--- start of Supplied records ---

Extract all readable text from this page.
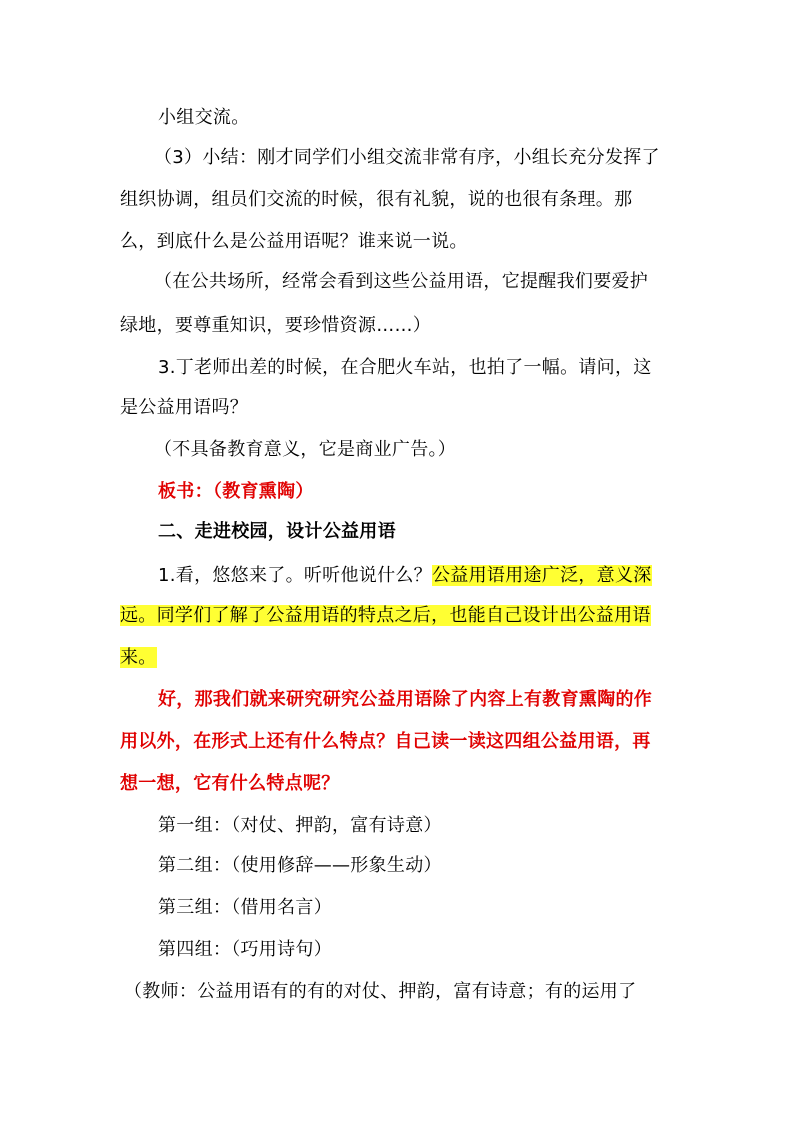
小组交流。
（3）小结：刚才同学们小组交流非常有序，小组长充分发挥了
组织协调，组员们交流的时候，很有礼貌，说的也很有条理。那
么，到底什么是公益用语呢？谁来说一说。
（在公共场所，经常会看到这些公益用语，它提醒我们要爱护
绿地，要尊重知识，要珍惜资源……）
3.丁老师出差的时候，在合肥火车站，也拍了一幅。请问，这
是公益用语吗？
（不具备教育意义，它是商业广告。）
板书：（教育熏陶）
二、走进校园，设计公益用语
1.看，悠悠来了。听听他说什么？公益用语用途广泛，意义深
远。同学们了解了公益用语的特点之后，也能自己设计出公益用语
来。
好，那我们就来研究研究公益用语除了内容上有教育熏陶的作
用以外，在形式上还有什么特点？自己读一读这四组公益用语，再
想一想，它有什么特点呢？
第一组：（对仗、押韵，富有诗意）
第二组：（使用修辞——形象生动）
第三组：（借用名言）
第四组：（巧用诗句）
（教师：公益用语有的有的对仗、押韵，富有诗意；有的运用了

--- end of Supplied records ---

[Work instructions]:
Skip the pictures and print each record exactly as it stands.

[Correct response]:
Extract all readable text from this page.
小组交流。
（3）小结：刚才同学们小组交流非常有序，小组长充分发挥了
组织协调，组员们交流的时候，很有礼貌，说的也很有条理。那
么，到底什么是公益用语呢？谁来说一说。
（在公共场所，经常会看到这些公益用语，它提醒我们要爱护
绿地，要尊重知识，要珍惜资源……）
3.丁老师出差的时候，在合肥火车站，也拍了一幅。请问，这
是公益用语吗？
（不具备教育意义，它是商业广告。）
板书：（教育熏陶）
二、走进校园，设计公益用语
1.看，悠悠来了。听听他说什么？公益用语用途广泛，意义深
远。同学们了解了公益用语的特点之后，也能自己设计出公益用语
来。
好，那我们就来研究研究公益用语除了内容上有教育熏陶的作
用以外，在形式上还有什么特点？自己读一读这四组公益用语，再
想一想，它有什么特点呢？
第一组：（对仗、押韵，富有诗意）
第二组：（使用修辞——形象生动）
第三组：（借用名言）
第四组：（巧用诗句）
（教师：公益用语有的有的对仗、押韵，富有诗意；有的运用了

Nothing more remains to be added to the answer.